(Stored items)
┏━━
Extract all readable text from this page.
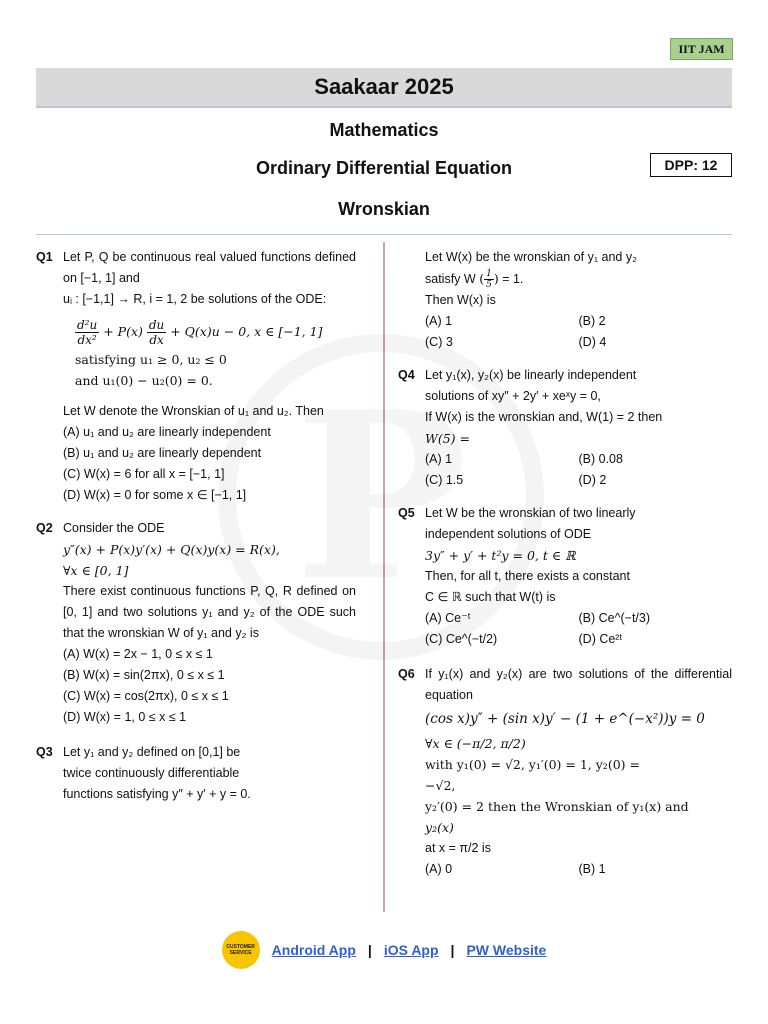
IIT JAM
Saakaar 2025
Mathematics
Ordinary Differential Equation	DPP: 12
Wronskian
Q1 Let P, Q be continuous real valued functions defined on [−1, 1] and
uᵢ : [−1,1] → R, i = 1, 2 be solutions of the ODE:
$\frac{\text{d²u}}{\text{dx²}} + P(x) \frac{du}{dx} + Q(x)u - 0$, x ∈ [−1, 1]
satisfying u₁ ≥ 0, u₂ ≤ 0
and u₁(0) − u₂(0) = 0.
Let W denote the Wronskian of u₁ and u₂. Then
(A) u₁ and u₂ are linearly independent
(B) u₁ and u₂ are linearly dependent
(C) W(x) = 6 for all x = [−1, 1]
(D) W(x) = 0 for some x ∈ [−1, 1]
Q2 Consider the ODE
y″(x) + P(x)y′(x) + Q(x)y(x) = R(x),
∀x ∈ [0, 1]
There exist continuous functions P, Q, R defined on [0, 1] and two solutions y₁ and y₂ of the ODE such that the wronskian W of y₁ and y₂ is
(A) W(x) = 2x − 1, 0 ≤ x ≤ 1
(B) W(x) = sin(2πx), 0 ≤ x ≤ 1
(C) W(x) = cos(2πx), 0 ≤ x ≤ 1
(D) W(x) = 1, 0 ≤ x ≤ 1
Q3 Let y₁ and y₂ defined on [0,1] be
twice continuously differentiable
functions satisfying y″ + y′ + y = 0.
Let W(x) be the wronskian of y₁ and y₂
satisfy W ( $\frac{1}{5}$ ) = 1.
Then W(x) is
(A) 1	(B) 2
(C) 3	(D) 4
Q4 Let y₁(x), y₂(x) be linearly independent
solutions of xy″ + 2y′ + xeˣy = 0,
If W(x) is the wronskian and, W(1) = 2 then
W(5) =
(A) 1	(B) 0.08
(C) 1.5	(D) 2
Q5 Let W be the wronskian of two linearly
independent solutions of ODE
3y″ + y′ + t²y = 0, t ∈ ℝ
Then, for all t, there exists a constant
C ∈ ℝ such that W(t) is
(A) Ce⁻ᵗ	(B) Ce^(−t/3)
(C) Ce^(−t/2)	(D) Ce²ᵗ
Q6 If y₁(x) and y₂(x) are two solutions of the differential equation
(cos x)y″ + (sin x)y′ − (1 + e^(−x²))y = 0
∀x ∈ (−π/2, π/2)
with y₁(0) = √2, y₁′(0) = 1, y₂(0) =
−√2,
y₂′(0) = 2 then the Wronskian of y₁(x) and
y₂(x)
at x = π/2 is
(A) 0	(B) 1
CUSTOMER SERVICE	Android App | iOS App | PW Website
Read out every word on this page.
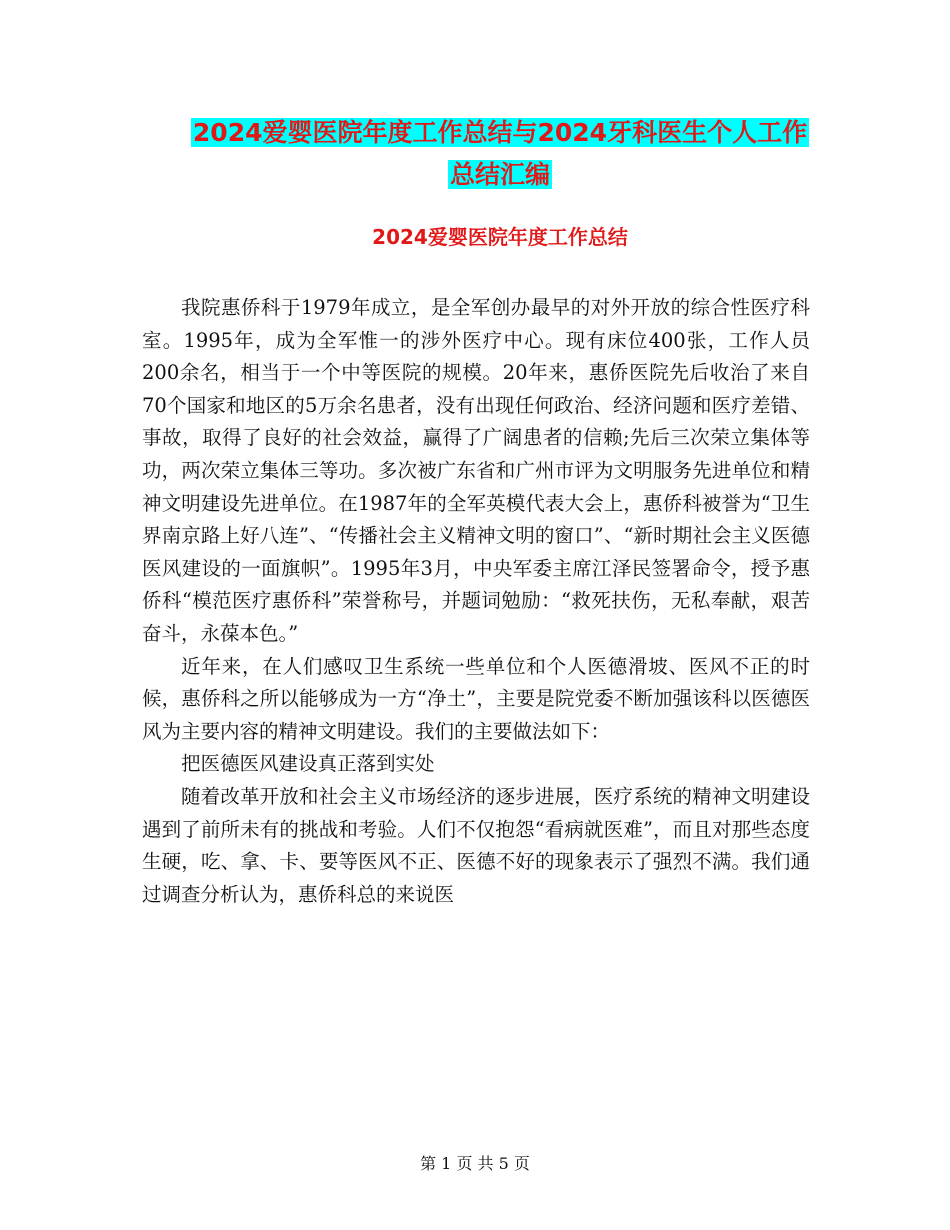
2024爱婴医院年度工作总结与2024牙科医生个人工作
总结汇编
2024爱婴医院年度工作总结

我院惠侨科于1979年成立，是全军创办最早的对外开放的综合性医疗科室。1995年，成为全军惟一的涉外医疗中心。现有床位400张，工作人员200余名，相当于一个中等医院的规模。20年来，惠侨医院先后收治了来自70个国家和地区的5万余名患者，没有出现任何政治、经济问题和医疗差错、事故，取得了良好的社会效益，赢得了广阔患者的信赖;先后三次荣立集体等功，两次荣立集体三等功。多次被广东省和广州市评为文明服务先进单位和精神文明建设先进单位。在1987年的全军英模代表大会上，惠侨科被誉为“卫生界南京路上好八连”、“传播社会主义精神文明的窗口”、“新时期社会主义医德医风建设的一面旗帜”。1995年3月，中央军委主席江泽民签署命令，授予惠侨科“模范医疗惠侨科”荣誉称号，并题词勉励：“救死扶伤，无私奉献，艰苦奋斗，永葆本色。”

近年来，在人们感叹卫生系统一些单位和个人医德滑坡、医风不正的时候，惠侨科之所以能够成为一方“净土”，主要是院党委不断加强该科以医德医风为主要内容的精神文明建设。我们的主要做法如下：

把医德医风建设真正落到实处

随着改革开放和社会主义市场经济的逐步进展，医疗系统的精神文明建设遇到了前所未有的挑战和考验。人们不仅抱怨“看病就医难”，而且对那些态度生硬，吃、拿、卡、要等医风不正、医德不好的现象表示了强烈不满。我们通过调查分析认为，惠侨科总的来说医

第 1 页 共 5 页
┗━━
* **Request**:
Say how many lines of the data include the string "such". Nothing other than the number should be given.

* **Finished task**:
2